> **GIVEN INSTRUCTION**
The data below should be printed in full, exactly, and without any of its images.

================

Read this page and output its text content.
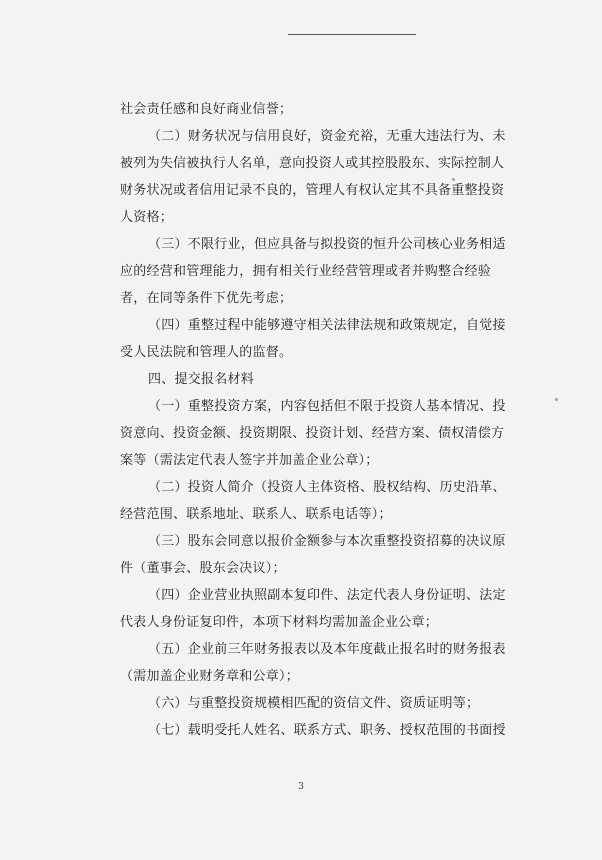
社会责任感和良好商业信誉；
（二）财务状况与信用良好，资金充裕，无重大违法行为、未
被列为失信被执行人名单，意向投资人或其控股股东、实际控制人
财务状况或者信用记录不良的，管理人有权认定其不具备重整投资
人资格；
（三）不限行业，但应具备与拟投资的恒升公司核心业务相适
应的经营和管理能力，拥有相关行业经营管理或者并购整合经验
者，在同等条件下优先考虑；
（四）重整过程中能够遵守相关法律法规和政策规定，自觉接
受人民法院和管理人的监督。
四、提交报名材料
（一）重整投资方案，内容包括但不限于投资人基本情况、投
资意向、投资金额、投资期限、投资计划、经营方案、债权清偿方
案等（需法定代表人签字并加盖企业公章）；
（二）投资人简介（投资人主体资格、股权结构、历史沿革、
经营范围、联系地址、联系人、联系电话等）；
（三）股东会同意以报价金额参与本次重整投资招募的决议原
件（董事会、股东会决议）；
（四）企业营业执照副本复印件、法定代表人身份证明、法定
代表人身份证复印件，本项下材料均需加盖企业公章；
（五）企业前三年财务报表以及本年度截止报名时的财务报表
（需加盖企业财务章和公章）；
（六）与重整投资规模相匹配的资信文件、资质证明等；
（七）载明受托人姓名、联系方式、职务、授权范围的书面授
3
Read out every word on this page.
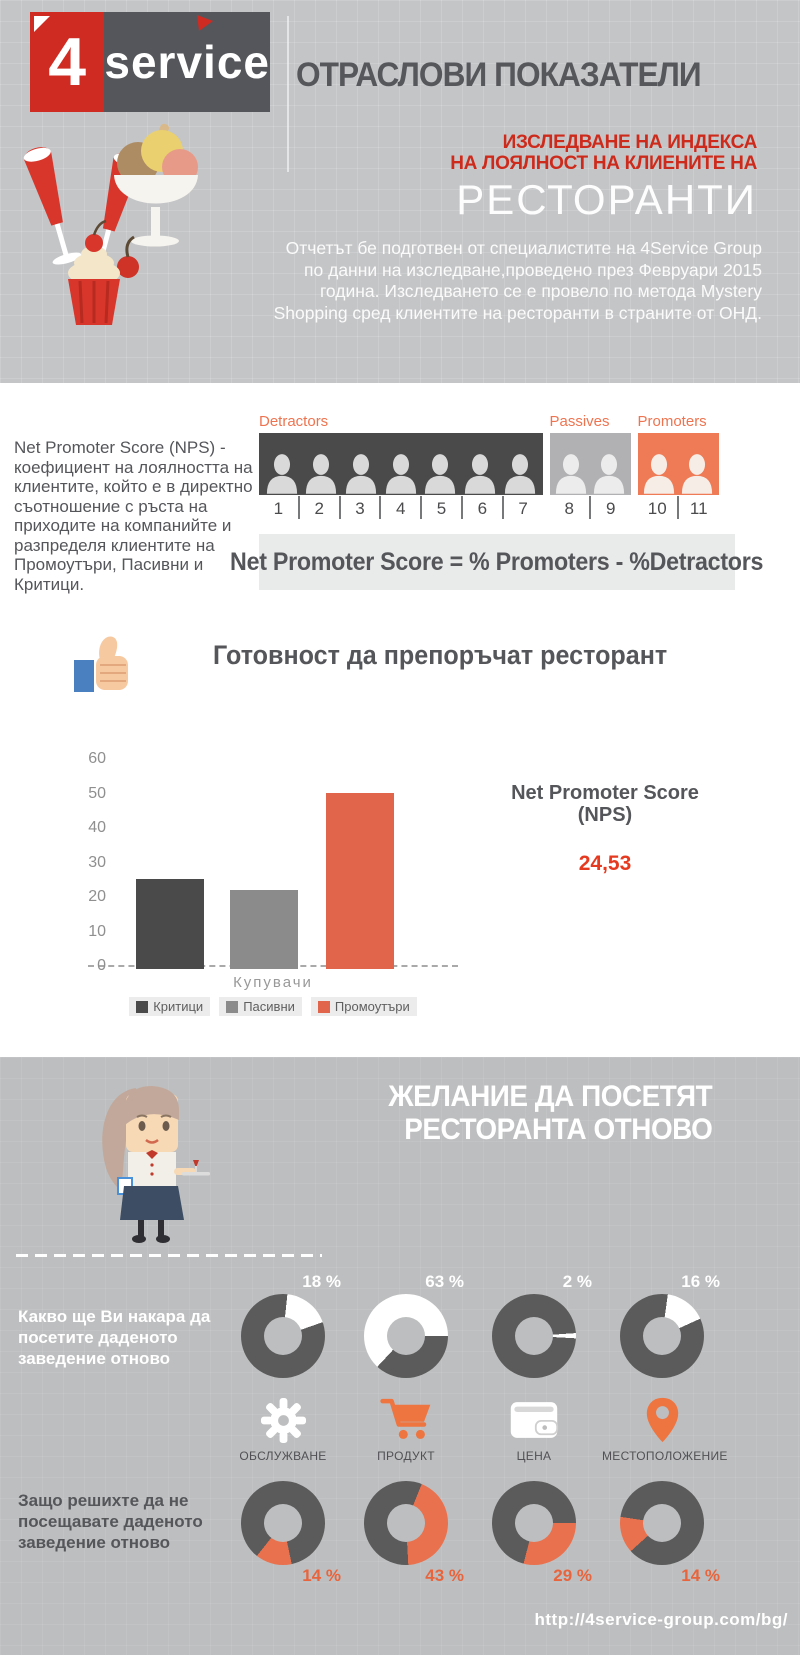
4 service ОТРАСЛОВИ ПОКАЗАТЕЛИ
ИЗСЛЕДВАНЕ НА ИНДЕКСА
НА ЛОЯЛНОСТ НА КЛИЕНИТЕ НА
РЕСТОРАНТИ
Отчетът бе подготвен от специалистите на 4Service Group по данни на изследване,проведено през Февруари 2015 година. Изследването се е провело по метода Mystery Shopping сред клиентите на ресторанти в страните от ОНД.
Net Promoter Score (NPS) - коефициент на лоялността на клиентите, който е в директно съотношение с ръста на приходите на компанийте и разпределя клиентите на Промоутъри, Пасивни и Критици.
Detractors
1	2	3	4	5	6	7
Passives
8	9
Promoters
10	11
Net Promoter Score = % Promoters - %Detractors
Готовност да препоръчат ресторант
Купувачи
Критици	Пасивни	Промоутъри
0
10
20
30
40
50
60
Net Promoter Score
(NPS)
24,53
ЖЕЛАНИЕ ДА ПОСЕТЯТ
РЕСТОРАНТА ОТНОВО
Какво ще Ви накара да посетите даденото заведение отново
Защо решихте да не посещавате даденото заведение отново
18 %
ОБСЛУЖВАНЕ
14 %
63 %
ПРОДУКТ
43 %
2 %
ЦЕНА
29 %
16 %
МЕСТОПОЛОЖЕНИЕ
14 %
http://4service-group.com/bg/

================

> **RESULT**
Read this page and output its text content.
社会责任感和良好商业信誉；
（二）财务状况与信用良好，资金充裕，无重大违法行为、未
被列为失信被执行人名单，意向投资人或其控股股东、实际控制人
财务状况或者信用记录不良的，管理人有权认定其不具备重整投资
人资格；
（三）不限行业，但应具备与拟投资的恒升公司核心业务相适
应的经营和管理能力，拥有相关行业经营管理或者并购整合经验
者，在同等条件下优先考虑；
（四）重整过程中能够遵守相关法律法规和政策规定，自觉接
受人民法院和管理人的监督。
四、提交报名材料
（一）重整投资方案，内容包括但不限于投资人基本情况、投
资意向、投资金额、投资期限、投资计划、经营方案、债权清偿方
案等（需法定代表人签字并加盖企业公章）；
（二）投资人简介（投资人主体资格、股权结构、历史沿革、
经营范围、联系地址、联系人、联系电话等）；
（三）股东会同意以报价金额参与本次重整投资招募的决议原
件（董事会、股东会决议）；
（四）企业营业执照副本复印件、法定代表人身份证明、法定
代表人身份证复印件，本项下材料均需加盖企业公章；
（五）企业前三年财务报表以及本年度截止报名时的财务报表
（需加盖企业财务章和公章）；
（六）与重整投资规模相匹配的资信文件、资质证明等；
（七）载明受托人姓名、联系方式、职务、授权范围的书面授
3
Read out every word on this page.
4 service ОТРАСЛОВИ ПОКАЗАТЕЛИ
ИЗСЛЕДВАНЕ НА ИНДЕКСА
НА ЛОЯЛНОСТ НА КЛИЕНИТЕ НА
РЕСТОРАНТИ
Отчетът бе подготвен от специалистите на 4Service Group по данни на изследване,проведено през Февруари 2015 година. Изследването се е провело по метода Mystery Shopping сред клиентите на ресторанти в страните от ОНД.
Net Promoter Score (NPS) - коефициент на лоялността на клиентите, който е в директно съотношение с ръста на приходите на компанийте и разпределя клиентите на Промоутъри, Пасивни и Критици.
Detractors
1	2	3	4	5	6	7
Passives
8	9
Promoters
10	11
Net Promoter Score = % Promoters - %Detractors
Готовност да препоръчат ресторант
Купувачи
Критици	Пасивни	Промоутъри
0
10
20
30
40
50
60
Net Promoter Score
(NPS)
24,53
ЖЕЛАНИЕ ДА ПОСЕТЯТ
РЕСТОРАНТА ОТНОВО
Какво ще Ви накара да посетите даденото заведение отново
Защо решихте да не посещавате даденото заведение отново
18 %
ОБСЛУЖВАНЕ
14 %
63 %
ПРОДУКТ
43 %
2 %
ЦЕНА
29 %
16 %
МЕСТОПОЛОЖЕНИЕ
14 %
http://4service-group.com/bg/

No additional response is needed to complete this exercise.